> Set task
Print each of the entries exactly, leaving nothing out.
-- start of Supplied records --
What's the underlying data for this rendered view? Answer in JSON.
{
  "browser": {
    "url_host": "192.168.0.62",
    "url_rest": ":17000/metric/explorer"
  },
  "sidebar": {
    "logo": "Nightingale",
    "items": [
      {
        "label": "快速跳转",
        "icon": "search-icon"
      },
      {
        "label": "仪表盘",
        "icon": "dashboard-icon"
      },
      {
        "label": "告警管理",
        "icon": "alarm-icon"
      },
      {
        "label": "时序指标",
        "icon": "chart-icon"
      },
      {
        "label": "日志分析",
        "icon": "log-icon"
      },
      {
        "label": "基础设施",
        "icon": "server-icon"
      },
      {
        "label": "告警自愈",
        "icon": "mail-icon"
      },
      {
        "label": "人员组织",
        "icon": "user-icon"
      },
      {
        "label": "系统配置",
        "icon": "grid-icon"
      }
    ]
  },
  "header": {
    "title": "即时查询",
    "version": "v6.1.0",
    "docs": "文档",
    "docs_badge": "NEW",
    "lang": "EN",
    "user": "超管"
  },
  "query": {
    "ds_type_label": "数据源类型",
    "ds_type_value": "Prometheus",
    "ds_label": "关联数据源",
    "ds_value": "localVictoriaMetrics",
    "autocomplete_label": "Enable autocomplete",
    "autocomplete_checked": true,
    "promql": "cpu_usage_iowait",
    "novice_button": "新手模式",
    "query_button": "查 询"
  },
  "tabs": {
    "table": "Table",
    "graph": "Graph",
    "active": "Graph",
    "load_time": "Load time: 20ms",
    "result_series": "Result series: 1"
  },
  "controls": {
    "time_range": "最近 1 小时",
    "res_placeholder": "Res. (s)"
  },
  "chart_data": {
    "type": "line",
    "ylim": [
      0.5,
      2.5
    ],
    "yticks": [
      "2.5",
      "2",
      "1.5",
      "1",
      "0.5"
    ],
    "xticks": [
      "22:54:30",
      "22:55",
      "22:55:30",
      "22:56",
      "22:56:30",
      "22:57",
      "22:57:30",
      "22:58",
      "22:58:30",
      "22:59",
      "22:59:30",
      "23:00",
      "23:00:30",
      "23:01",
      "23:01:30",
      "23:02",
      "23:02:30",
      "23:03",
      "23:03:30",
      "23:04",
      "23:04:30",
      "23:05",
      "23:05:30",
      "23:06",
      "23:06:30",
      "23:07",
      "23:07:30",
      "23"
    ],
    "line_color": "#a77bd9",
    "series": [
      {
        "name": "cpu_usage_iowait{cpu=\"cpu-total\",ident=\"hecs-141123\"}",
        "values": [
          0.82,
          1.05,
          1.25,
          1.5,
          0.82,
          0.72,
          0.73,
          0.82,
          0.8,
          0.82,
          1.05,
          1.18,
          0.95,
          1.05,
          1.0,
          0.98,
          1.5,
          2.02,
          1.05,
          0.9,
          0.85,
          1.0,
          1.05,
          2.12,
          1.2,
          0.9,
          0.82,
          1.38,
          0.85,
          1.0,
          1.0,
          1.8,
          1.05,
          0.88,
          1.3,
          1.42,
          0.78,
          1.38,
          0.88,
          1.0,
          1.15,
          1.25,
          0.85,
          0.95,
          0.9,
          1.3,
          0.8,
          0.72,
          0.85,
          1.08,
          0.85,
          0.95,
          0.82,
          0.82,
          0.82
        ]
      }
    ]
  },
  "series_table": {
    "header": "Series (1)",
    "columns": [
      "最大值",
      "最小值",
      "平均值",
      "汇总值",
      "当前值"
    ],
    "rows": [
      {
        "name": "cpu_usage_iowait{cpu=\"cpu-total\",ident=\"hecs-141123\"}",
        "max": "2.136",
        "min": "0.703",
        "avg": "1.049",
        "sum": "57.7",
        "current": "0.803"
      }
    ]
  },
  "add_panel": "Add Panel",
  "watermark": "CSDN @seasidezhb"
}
-- end of Supplied records --
> Written response
What's the underlying data for this rendered view? Answer in JSON.
{
  "browser": {
    "url_host": "192.168.0.62",
    "url_rest": ":17000/metric/explorer"
  },
  "sidebar": {
    "logo": "Nightingale",
    "items": [
      {
        "label": "快速跳转",
        "icon": "search-icon"
      },
      {
        "label": "仪表盘",
        "icon": "dashboard-icon"
      },
      {
        "label": "告警管理",
        "icon": "alarm-icon"
      },
      {
        "label": "时序指标",
        "icon": "chart-icon"
      },
      {
        "label": "日志分析",
        "icon": "log-icon"
      },
      {
        "label": "基础设施",
        "icon": "server-icon"
      },
      {
        "label": "告警自愈",
        "icon": "mail-icon"
      },
      {
        "label": "人员组织",
        "icon": "user-icon"
      },
      {
        "label": "系统配置",
        "icon": "grid-icon"
      }
    ]
  },
  "header": {
    "title": "即时查询",
    "version": "v6.1.0",
    "docs": "文档",
    "docs_badge": "NEW",
    "lang": "EN",
    "user": "超管"
  },
  "query": {
    "ds_type_label": "数据源类型",
    "ds_type_value": "Prometheus",
    "ds_label": "关联数据源",
    "ds_value": "localVictoriaMetrics",
    "autocomplete_label": "Enable autocomplete",
    "autocomplete_checked": true,
    "promql": "cpu_usage_iowait",
    "novice_button": "新手模式",
    "query_button": "查 询"
  },
  "tabs": {
    "table": "Table",
    "graph": "Graph",
    "active": "Graph",
    "load_time": "Load time: 20ms",
    "result_series": "Result series: 1"
  },
  "controls": {
    "time_range": "最近 1 小时",
    "res_placeholder": "Res. (s)"
  },
  "chart_data": {
    "type": "line",
    "ylim": [
      0.5,
      2.5
    ],
    "yticks": [
      "2.5",
      "2",
      "1.5",
      "1",
      "0.5"
    ],
    "xticks": [
      "22:54:30",
      "22:55",
      "22:55:30",
      "22:56",
      "22:56:30",
      "22:57",
      "22:57:30",
      "22:58",
      "22:58:30",
      "22:59",
      "22:59:30",
      "23:00",
      "23:00:30",
      "23:01",
      "23:01:30",
      "23:02",
      "23:02:30",
      "23:03",
      "23:03:30",
      "23:04",
      "23:04:30",
      "23:05",
      "23:05:30",
      "23:06",
      "23:06:30",
      "23:07",
      "23:07:30",
      "23"
    ],
    "line_color": "#a77bd9",
    "series": [
      {
        "name": "cpu_usage_iowait{cpu=\"cpu-total\",ident=\"hecs-141123\"}",
        "values": [
          0.82,
          1.05,
          1.25,
          1.5,
          0.82,
          0.72,
          0.73,
          0.82,
          0.8,
          0.82,
          1.05,
          1.18,
          0.95,
          1.05,
          1.0,
          0.98,
          1.5,
          2.02,
          1.05,
          0.9,
          0.85,
          1.0,
          1.05,
          2.12,
          1.2,
          0.9,
          0.82,
          1.38,
          0.85,
          1.0,
          1.0,
          1.8,
          1.05,
          0.88,
          1.3,
          1.42,
          0.78,
          1.38,
          0.88,
          1.0,
          1.15,
          1.25,
          0.85,
          0.95,
          0.9,
          1.3,
          0.8,
          0.72,
          0.85,
          1.08,
          0.85,
          0.95,
          0.82,
          0.82,
          0.82
        ]
      }
    ]
  },
  "series_table": {
    "header": "Series (1)",
    "columns": [
      "最大值",
      "最小值",
      "平均值",
      "汇总值",
      "当前值"
    ],
    "rows": [
      {
        "name": "cpu_usage_iowait{cpu=\"cpu-total\",ident=\"hecs-141123\"}",
        "max": "2.136",
        "min": "0.703",
        "avg": "1.049",
        "sum": "57.7",
        "current": "0.803"
      }
    ]
  },
  "add_panel": "Add Panel",
  "watermark": "CSDN @seasidezhb"
}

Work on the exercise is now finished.